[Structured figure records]
####

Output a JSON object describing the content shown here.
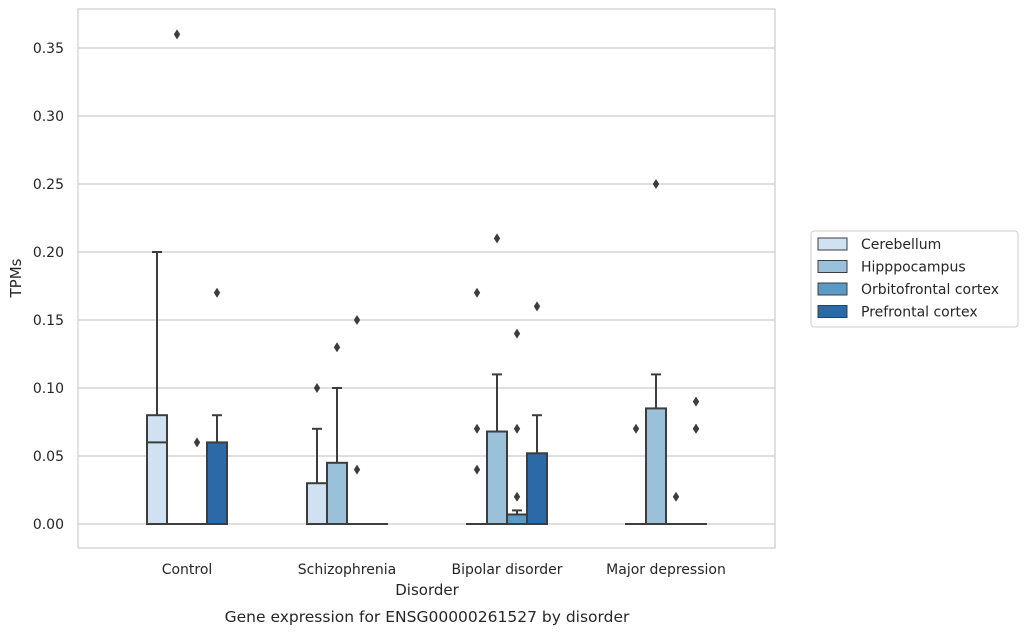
{
  "chart_data": {
    "type": "box",
    "xlabel": "Disorder",
    "ylabel": "TPMs",
    "caption": "Gene expression for ENSG00000261527 by disorder",
    "ylim": [
      -0.018,
      0.378
    ],
    "yticks": [
      "0.00",
      "0.05",
      "0.10",
      "0.15",
      "0.20",
      "0.25",
      "0.30",
      "0.35"
    ],
    "ytick_values": [
      0,
      0.05,
      0.1,
      0.15,
      0.2,
      0.25,
      0.3,
      0.35
    ],
    "grid": "horizontal",
    "legend_position": "right",
    "categories": [
      "Control",
      "Schizophrenia",
      "Bipolar disorder",
      "Major depression"
    ],
    "series": [
      {
        "name": "Cerebellum",
        "color": "#d0e1f2",
        "boxes": [
          {
            "q1": 0,
            "median": 0.06,
            "q3": 0.08,
            "whisker_low": 0,
            "whisker_high": 0.2,
            "outliers": []
          },
          {
            "q1": 0,
            "median": 0,
            "q3": 0.03,
            "whisker_low": 0,
            "whisker_high": 0.07,
            "outliers": [
              0.1
            ]
          },
          {
            "q1": 0,
            "median": 0,
            "q3": 0,
            "whisker_low": 0,
            "whisker_high": 0,
            "outliers": [
              0.04,
              0.07,
              0.17
            ]
          },
          {
            "q1": 0,
            "median": 0,
            "q3": 0,
            "whisker_low": 0,
            "whisker_high": 0,
            "outliers": [
              0.07
            ]
          }
        ]
      },
      {
        "name": "Hipppocampus",
        "color": "#9ac1d9",
        "boxes": [
          {
            "q1": 0,
            "median": 0,
            "q3": 0,
            "whisker_low": 0,
            "whisker_high": 0,
            "outliers": [
              0.36
            ]
          },
          {
            "q1": 0,
            "median": 0,
            "q3": 0.045,
            "whisker_low": 0,
            "whisker_high": 0.1,
            "outliers": [
              0.13
            ]
          },
          {
            "q1": 0,
            "median": 0,
            "q3": 0.068,
            "whisker_low": 0,
            "whisker_high": 0.11,
            "outliers": [
              0.21
            ]
          },
          {
            "q1": 0,
            "median": 0,
            "q3": 0.085,
            "whisker_low": 0,
            "whisker_high": 0.11,
            "outliers": [
              0.25
            ]
          }
        ]
      },
      {
        "name": "Orbitofrontal cortex",
        "color": "#5a9ac6",
        "boxes": [
          {
            "q1": 0,
            "median": 0,
            "q3": 0,
            "whisker_low": 0,
            "whisker_high": 0,
            "outliers": [
              0.06
            ]
          },
          {
            "q1": 0,
            "median": 0,
            "q3": 0,
            "whisker_low": 0,
            "whisker_high": 0,
            "outliers": [
              0.04,
              0.15
            ]
          },
          {
            "q1": 0,
            "median": 0,
            "q3": 0.007,
            "whisker_low": 0,
            "whisker_high": 0.01,
            "outliers": [
              0.02,
              0.07,
              0.14
            ]
          },
          {
            "q1": 0,
            "median": 0,
            "q3": 0,
            "whisker_low": 0,
            "whisker_high": 0,
            "outliers": [
              0.02
            ]
          }
        ]
      },
      {
        "name": "Prefrontal cortex",
        "color": "#2b6aa6",
        "boxes": [
          {
            "q1": 0,
            "median": 0,
            "q3": 0.06,
            "whisker_low": 0,
            "whisker_high": 0.08,
            "outliers": [
              0.17
            ]
          },
          {
            "q1": 0,
            "median": 0,
            "q3": 0,
            "whisker_low": 0,
            "whisker_high": 0,
            "outliers": []
          },
          {
            "q1": 0,
            "median": 0,
            "q3": 0.052,
            "whisker_low": 0,
            "whisker_high": 0.08,
            "outliers": [
              0.16
            ]
          },
          {
            "q1": 0,
            "median": 0,
            "q3": 0,
            "whisker_low": 0,
            "whisker_high": 0,
            "outliers": [
              0.07,
              0.07,
              0.09
            ]
          }
        ]
      }
    ]
  }
}
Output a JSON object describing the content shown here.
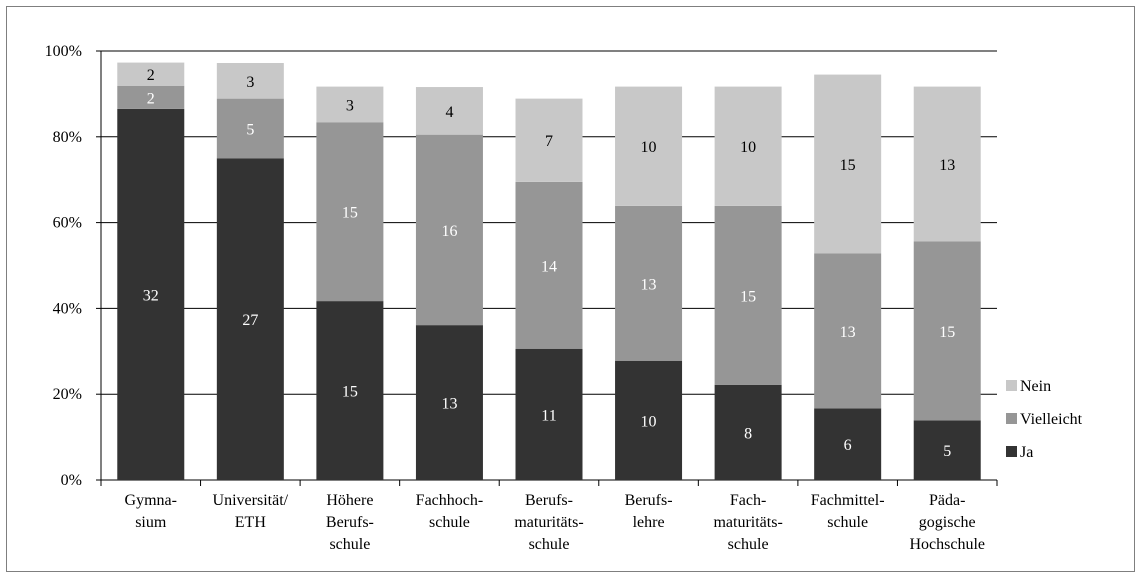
{
  "chart_data": {
    "type": "bar",
    "stacked": true,
    "ylim": [
      0,
      100
    ],
    "yticks": [
      "0%",
      "20%",
      "40%",
      "60%",
      "80%",
      "100%"
    ],
    "ytick_values": [
      0,
      20,
      40,
      60,
      80,
      100
    ],
    "grid": true,
    "legend_position": "right",
    "categories": [
      [
        "Gymna-",
        "sium"
      ],
      [
        "Universität/",
        "ETH"
      ],
      [
        "Höhere",
        "Berufs-",
        "schule"
      ],
      [
        "Fachhoch-",
        "schule"
      ],
      [
        "Berufs-",
        "maturitäts-",
        "schule"
      ],
      [
        "Berufs-",
        "lehre"
      ],
      [
        "Fach-",
        "maturitäts-",
        "schule"
      ],
      [
        "Fachmittel-",
        "schule"
      ],
      [
        "Päda-",
        "gogische",
        "Hochschule"
      ]
    ],
    "series": [
      {
        "name": "Ja",
        "color": "#333333",
        "label_color": "#ffffff",
        "percent": [
          86.5,
          75.0,
          41.7,
          36.1,
          30.6,
          27.8,
          22.2,
          16.7,
          13.9
        ],
        "labels": [
          "32",
          "27",
          "15",
          "13",
          "11",
          "10",
          "8",
          "6",
          "5"
        ]
      },
      {
        "name": "Vielleicht",
        "color": "#969696",
        "label_color": "#ffffff",
        "percent": [
          5.4,
          13.9,
          41.7,
          44.4,
          38.9,
          36.1,
          41.7,
          36.1,
          41.7
        ],
        "labels": [
          "2",
          "5",
          "15",
          "16",
          "14",
          "13",
          "15",
          "13",
          "15"
        ]
      },
      {
        "name": "Nein",
        "color": "#c8c8c8",
        "label_color": "#000000",
        "percent": [
          5.4,
          8.3,
          8.3,
          11.1,
          19.4,
          27.8,
          27.8,
          41.7,
          36.1
        ],
        "labels": [
          "2",
          "3",
          "3",
          "4",
          "7",
          "10",
          "10",
          "15",
          "13"
        ]
      }
    ],
    "legend_order": [
      "Nein",
      "Vielleicht",
      "Ja"
    ]
  }
}
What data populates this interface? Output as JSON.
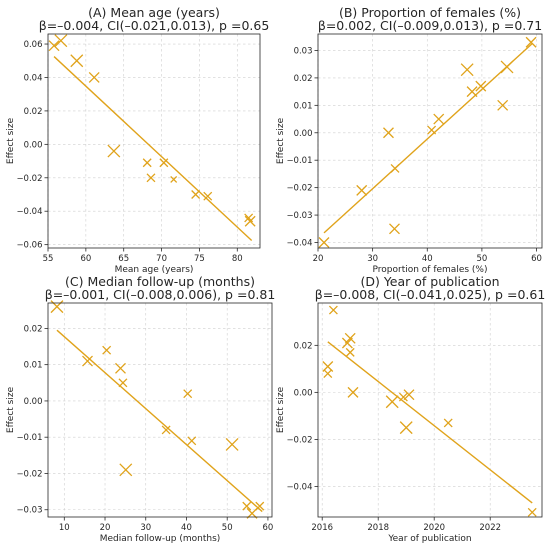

####

Make an exact copy of all the material, but keep the pictures out of it.

▶ [THE COMPLETED TASK]
Output a JSON object describing the content shown here.
{
  "chart_data": {
    "type": "box",
    "xlabel": "Disorder",
    "ylabel": "TPMs",
    "caption": "Gene expression for ENSG00000261527 by disorder",
    "ylim": [
      -0.018,
      0.378
    ],
    "yticks": [
      "0.00",
      "0.05",
      "0.10",
      "0.15",
      "0.20",
      "0.25",
      "0.30",
      "0.35"
    ],
    "ytick_values": [
      0,
      0.05,
      0.1,
      0.15,
      0.2,
      0.25,
      0.3,
      0.35
    ],
    "grid": "horizontal",
    "legend_position": "right",
    "categories": [
      "Control",
      "Schizophrenia",
      "Bipolar disorder",
      "Major depression"
    ],
    "series": [
      {
        "name": "Cerebellum",
        "color": "#d0e1f2",
        "boxes": [
          {
            "q1": 0,
            "median": 0.06,
            "q3": 0.08,
            "whisker_low": 0,
            "whisker_high": 0.2,
            "outliers": []
          },
          {
            "q1": 0,
            "median": 0,
            "q3": 0.03,
            "whisker_low": 0,
            "whisker_high": 0.07,
            "outliers": [
              0.1
            ]
          },
          {
            "q1": 0,
            "median": 0,
            "q3": 0,
            "whisker_low": 0,
            "whisker_high": 0,
            "outliers": [
              0.04,
              0.07,
              0.17
            ]
          },
          {
            "q1": 0,
            "median": 0,
            "q3": 0,
            "whisker_low": 0,
            "whisker_high": 0,
            "outliers": [
              0.07
            ]
          }
        ]
      },
      {
        "name": "Hipppocampus",
        "color": "#9ac1d9",
        "boxes": [
          {
            "q1": 0,
            "median": 0,
            "q3": 0,
            "whisker_low": 0,
            "whisker_high": 0,
            "outliers": [
              0.36
            ]
          },
          {
            "q1": 0,
            "median": 0,
            "q3": 0.045,
            "whisker_low": 0,
            "whisker_high": 0.1,
            "outliers": [
              0.13
            ]
          },
          {
            "q1": 0,
            "median": 0,
            "q3": 0.068,
            "whisker_low": 0,
            "whisker_high": 0.11,
            "outliers": [
              0.21
            ]
          },
          {
            "q1": 0,
            "median": 0,
            "q3": 0.085,
            "whisker_low": 0,
            "whisker_high": 0.11,
            "outliers": [
              0.25
            ]
          }
        ]
      },
      {
        "name": "Orbitofrontal cortex",
        "color": "#5a9ac6",
        "boxes": [
          {
            "q1": 0,
            "median": 0,
            "q3": 0,
            "whisker_low": 0,
            "whisker_high": 0,
            "outliers": [
              0.06
            ]
          },
          {
            "q1": 0,
            "median": 0,
            "q3": 0,
            "whisker_low": 0,
            "whisker_high": 0,
            "outliers": [
              0.04,
              0.15
            ]
          },
          {
            "q1": 0,
            "median": 0,
            "q3": 0.007,
            "whisker_low": 0,
            "whisker_high": 0.01,
            "outliers": [
              0.02,
              0.07,
              0.14
            ]
          },
          {
            "q1": 0,
            "median": 0,
            "q3": 0,
            "whisker_low": 0,
            "whisker_high": 0,
            "outliers": [
              0.02
            ]
          }
        ]
      },
      {
        "name": "Prefrontal cortex",
        "color": "#2b6aa6",
        "boxes": [
          {
            "q1": 0,
            "median": 0,
            "q3": 0.06,
            "whisker_low": 0,
            "whisker_high": 0.08,
            "outliers": [
              0.17
            ]
          },
          {
            "q1": 0,
            "median": 0,
            "q3": 0,
            "whisker_low": 0,
            "whisker_high": 0,
            "outliers": []
          },
          {
            "q1": 0,
            "median": 0,
            "q3": 0.052,
            "whisker_low": 0,
            "whisker_high": 0.08,
            "outliers": [
              0.16
            ]
          },
          {
            "q1": 0,
            "median": 0,
            "q3": 0,
            "whisker_low": 0,
            "whisker_high": 0,
            "outliers": [
              0.07,
              0.07,
              0.09
            ]
          }
        ]
      }
    ]
  }
}
Output a JSON object describing the content shown here.
{
  "chart_data": {
    "type": "bar",
    "stacked": true,
    "ylim": [
      0,
      100
    ],
    "yticks": [
      "0%",
      "20%",
      "40%",
      "60%",
      "80%",
      "100%"
    ],
    "ytick_values": [
      0,
      20,
      40,
      60,
      80,
      100
    ],
    "grid": true,
    "legend_position": "right",
    "categories": [
      [
        "Gymna-",
        "sium"
      ],
      [
        "Universität/",
        "ETH"
      ],
      [
        "Höhere",
        "Berufs-",
        "schule"
      ],
      [
        "Fachhoch-",
        "schule"
      ],
      [
        "Berufs-",
        "maturitäts-",
        "schule"
      ],
      [
        "Berufs-",
        "lehre"
      ],
      [
        "Fach-",
        "maturitäts-",
        "schule"
      ],
      [
        "Fachmittel-",
        "schule"
      ],
      [
        "Päda-",
        "gogische",
        "Hochschule"
      ]
    ],
    "series": [
      {
        "name": "Ja",
        "color": "#333333",
        "label_color": "#ffffff",
        "percent": [
          86.5,
          75.0,
          41.7,
          36.1,
          30.6,
          27.8,
          22.2,
          16.7,
          13.9
        ],
        "labels": [
          "32",
          "27",
          "15",
          "13",
          "11",
          "10",
          "8",
          "6",
          "5"
        ]
      },
      {
        "name": "Vielleicht",
        "color": "#969696",
        "label_color": "#ffffff",
        "percent": [
          5.4,
          13.9,
          41.7,
          44.4,
          38.9,
          36.1,
          41.7,
          36.1,
          41.7
        ],
        "labels": [
          "2",
          "5",
          "15",
          "16",
          "14",
          "13",
          "15",
          "13",
          "15"
        ]
      },
      {
        "name": "Nein",
        "color": "#c8c8c8",
        "label_color": "#000000",
        "percent": [
          5.4,
          8.3,
          8.3,
          11.1,
          19.4,
          27.8,
          27.8,
          41.7,
          36.1
        ],
        "labels": [
          "2",
          "3",
          "3",
          "4",
          "7",
          "10",
          "10",
          "15",
          "13"
        ]
      }
    ],
    "legend_order": [
      "Nein",
      "Vielleicht",
      "Ja"
    ]
  }
}
What data populates this interface? Output as JSON.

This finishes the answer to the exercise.